Written task 1 -> In the excerpt on the former Missouri estate statutes, what was the title of former § 473.353?
Written task 2 -> Rewrite more briefly the paragraph of the excerpt on the former estate statutes that begins "Taken together, these sections," keeping its main facts.
Written task 3 -> Carry on the excerpt on the former estate statutes from its final sentence.

Page excerpt ->
►
This is our first opportunity to construe the statute.

Former § 473.340, entitled “Proceedings to Discover Assets, Affidavit, Citation”, provided a summary remedy for those persons who sought to recover personalty wrongfully withheld from a decedent’s estate. This was an action brought by the personal representative on behalf of the estate. Former § 473.353, entitled “Same Proceedings Against Executors or Administrators”, provided a summary remedy for interested parties against the personal representative to bring into the estate property withheld or concealed by the personal representative. In re Clinton’s Estate, 223 Mo. 371, 123 S.W. 1 (1909). Former § 473.357 authorized the owner of property which had been erroneously designated as estate property to obtain possession thereof, thus requiring that the petition allege that the decedent was not and that petitioner was the owner of the property at the date of decedent’s death.1

Taken together, these sections provided a means by which property improperly included in the estate could be recovered by its owner, and property improperly excluded could be recovered on behalf of the estate, either by the personal representative or another person. None of these sections concerned the proper distribution of assets which admittedly were estate assets and properly in the possession of the executor.
◄
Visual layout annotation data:
►
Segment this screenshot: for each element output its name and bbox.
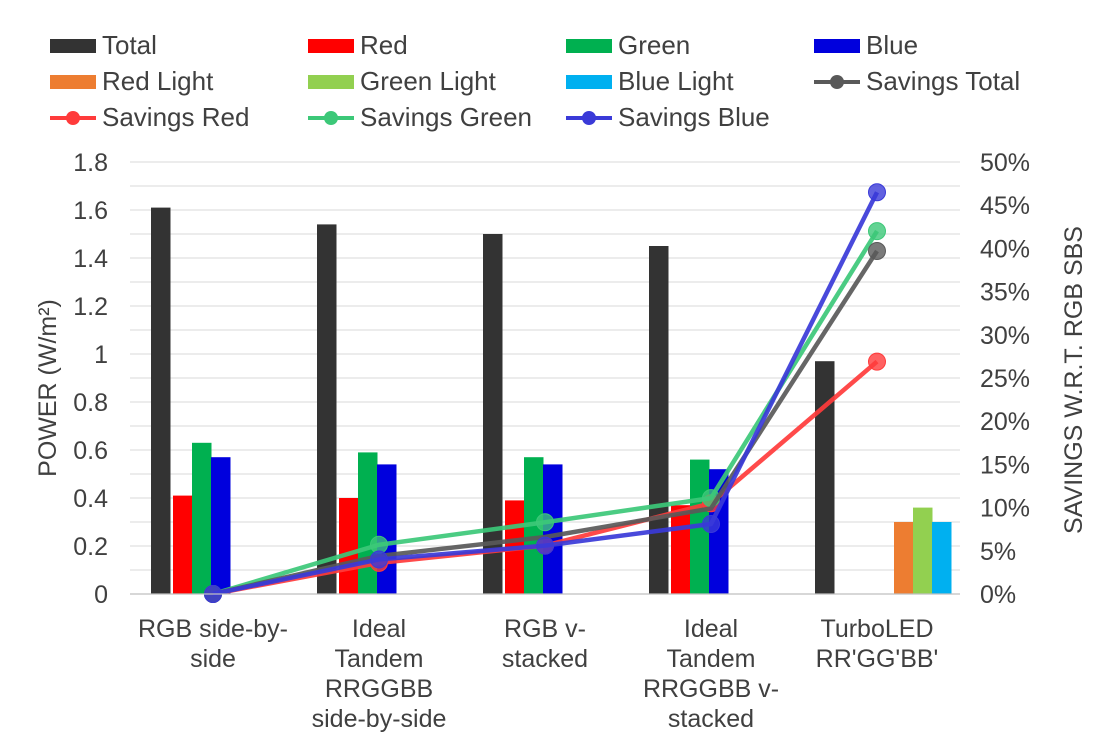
y-tick-label: 1.4 (73, 245, 108, 273)
y-tick-label: 1.6 (73, 197, 108, 225)
legend-item-blue: Blue (814, 30, 918, 61)
legend-label: Blue Light (618, 66, 734, 96)
y2-tick-label: 20% (980, 408, 1030, 436)
bar-total-0 (151, 207, 171, 594)
legend-swatch-blue-light (566, 74, 612, 89)
legend-swatch-red (308, 38, 354, 53)
legend-swatch-savings-total (814, 73, 860, 91)
bar-blue-light-4 (932, 522, 952, 594)
legend-item-savings-blue: Savings Blue (566, 102, 770, 133)
y2-tick-label: 0% (980, 581, 1016, 609)
bar-red-1 (339, 498, 359, 594)
legend-item-red-light: Red Light (50, 66, 213, 97)
marker-savings-red-4 (868, 352, 886, 371)
marker-savings-blue-2 (536, 536, 554, 555)
bar-blue-2 (543, 464, 563, 594)
legend-swatch-red-light (50, 74, 96, 89)
bar-blue-1 (377, 464, 397, 594)
y2-axis-title: SAVINGS W.R.T. RGB SBS (1060, 226, 1088, 534)
legend-label: Savings Green (360, 102, 532, 132)
y2-tick-label: 25% (980, 365, 1030, 393)
marker-savings-green-4 (868, 222, 886, 241)
bar-red-light-4 (894, 522, 914, 594)
bar-blue-0 (211, 457, 231, 594)
bar-red-0 (173, 495, 193, 594)
axis-layer: 0 0.2 0.4 0.6 0.8 1 1.2 1.4 1.6 1.8 0% 5% 10% 15% 20% 2… (34, 149, 1088, 733)
legend-item-blue-light: Blue Light (566, 66, 734, 97)
x-tick-label: RGB v-stacked (502, 615, 588, 673)
y-tick-label: 1.8 (73, 149, 108, 177)
marker-savings-blue-4 (868, 183, 886, 202)
legend-swatch-green (566, 38, 612, 53)
legend-label: Green (618, 30, 691, 60)
legend-label: Total (102, 30, 157, 60)
marker-savings-green-2 (536, 513, 554, 532)
legend-label: Green Light (360, 66, 496, 96)
y2-tick-label: 10% (980, 495, 1030, 523)
bar-total-4 (815, 361, 835, 594)
y2-tick-label: 40% (980, 235, 1030, 263)
legend-item-savings-green: Savings Green (308, 102, 532, 133)
marker-savings-total-4 (868, 241, 886, 260)
bar-total-1 (317, 224, 337, 594)
line-layer (204, 183, 886, 603)
x-tick-label: TurboLED RR'GG'BB' (816, 615, 939, 673)
y2-tick-label: 45% (980, 192, 1030, 220)
legend-label: Red Light (102, 66, 214, 96)
legend-swatch-savings-red (50, 109, 96, 127)
y-tick-label: 0.8 (73, 389, 108, 417)
y2-tick-label: 5% (980, 538, 1016, 566)
y-axis-title: POWER (W/m²) (34, 299, 62, 477)
legend-item-red: Red (308, 30, 408, 61)
marker-savings-blue-3 (702, 515, 720, 534)
y-tick-label: 1 (94, 341, 108, 369)
bar-green-1 (358, 452, 378, 594)
legend-swatch-savings-blue (566, 109, 612, 127)
y-tick-label: 0 (94, 581, 108, 609)
x-tick-label: RGB side-by-side (138, 615, 288, 673)
y2-tick-label: 50% (980, 149, 1030, 177)
legend-item-green: Green (566, 30, 690, 61)
legend-label: Blue (866, 30, 919, 60)
legend-label: Savings Blue (618, 102, 770, 132)
legend-swatch-green-light (308, 74, 354, 89)
legend-swatch-total (50, 38, 96, 53)
y-tick-label: 0.4 (73, 485, 108, 513)
chart-legend: Total Red Green Blue Red Light Green Light Blu… (50, 30, 1110, 140)
y-tick-label: 0.6 (73, 437, 108, 465)
bar-red-3 (671, 505, 691, 594)
legend-swatch-blue (814, 38, 860, 53)
x-tick-label: Ideal Tandem RRGGBB v-stacked (643, 615, 779, 733)
legend-item-savings-total: Savings Total (814, 66, 1020, 97)
legend-label: Savings Red (102, 102, 250, 132)
y2-tick-label: 35% (980, 279, 1030, 307)
y-tick-label: 0.2 (73, 533, 108, 561)
bar-green-light-4 (913, 507, 933, 594)
legend-label: Savings Total (866, 66, 1021, 96)
legend-label: Red (360, 30, 408, 60)
legend-item-green-light: Green Light (308, 66, 496, 97)
legend-swatch-savings-green (308, 109, 354, 127)
bar-total-2 (483, 234, 503, 594)
legend-item-savings-red: Savings Red (50, 102, 249, 133)
x-tick-label: Ideal Tandem RRGGBB side-by-side (312, 615, 447, 733)
bar-total-3 (649, 246, 669, 594)
y2-tick-label: 30% (980, 322, 1030, 350)
marker-savings-blue-1 (370, 550, 388, 569)
y-tick-label: 1.2 (73, 293, 108, 321)
y2-tick-label: 15% (980, 451, 1030, 479)
bar-green-0 (192, 442, 212, 594)
legend-item-total: Total (50, 30, 157, 61)
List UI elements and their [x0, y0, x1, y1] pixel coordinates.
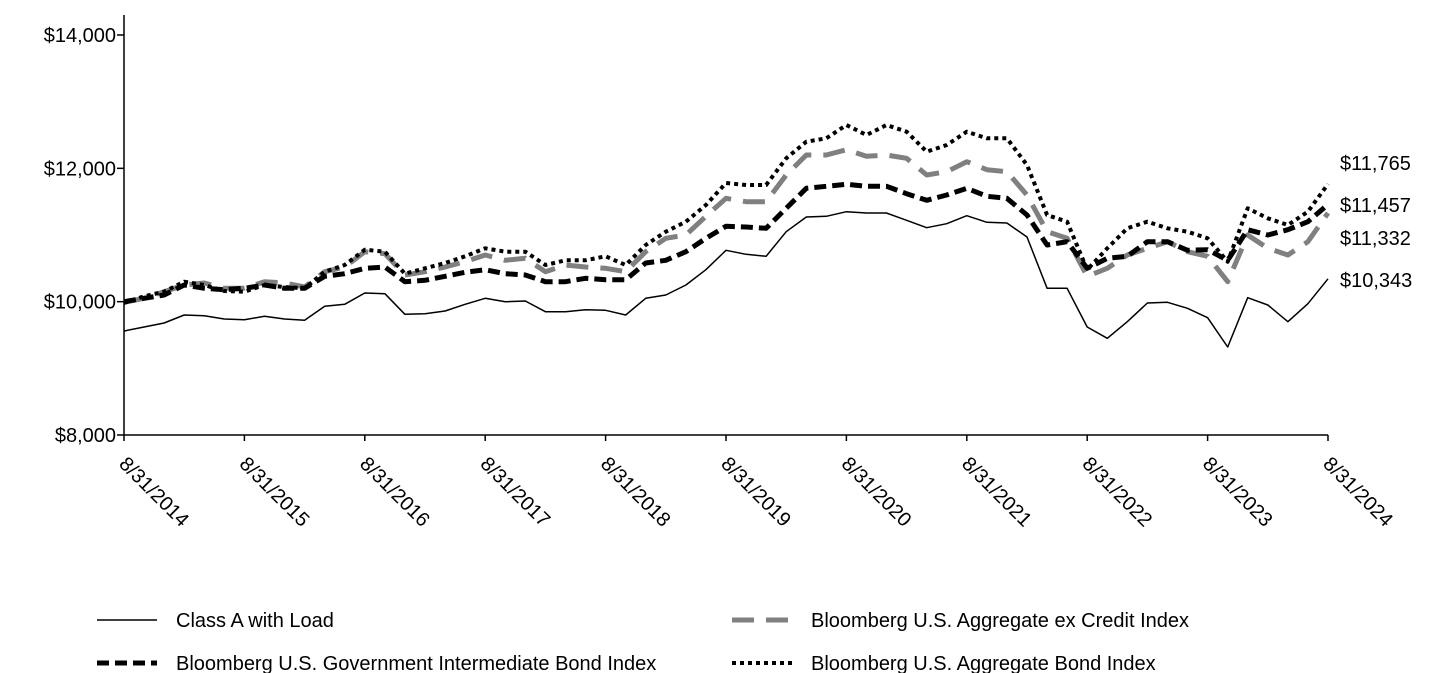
◄
Task response 1 -> “Same Proceedings Against Executors or Administrators”

Task response 2 -> Together, these sections let an owner recover property wrongly included in an estate and let the personal representative or another person recover property wrongly excluded. None addressed distributing admitted estate assets properly held by the executor.

Task response 3 ->
Defendant contends that in repealing and amending the relevant former sections the legislature “simply effected a streamlining and consolidating of the discovery of assets procedure.” He cites the caption to the title of Laws 1973, S.B. 210 at 484, the statute of repeal and enactment, which speaks of the new law as one relating to the “same subject” as do those sections now repealed.

Then viewed against Mo. Const. Art. Ill, § 23, providing that no bill “shall contain more than one subject which shall be clearly expressed in its title, . . . ” defendant alleges that new § 473.340 clearly and simply duplicates the jurisdictional scope of the old statutes.

This view of the legislature as a housekeeper of statutes only, concerned with the consolidation of language and the “streamlining” of procedure exclusively, is one that we have rejected, State ex rel. Thompson-Stearns-Roger v. Schaffner, 489 S.W.2d 207, 212 (Mo.1973); Darrah v. Foster, 355 S.W.2d 24, 30 (Mo.1962), and we reject it now. We presume that the legislature’s action of repeal and enactment is intended to have some substantive effect such that it will not be found that it engaged in a meaningless act of housekeeping. Id.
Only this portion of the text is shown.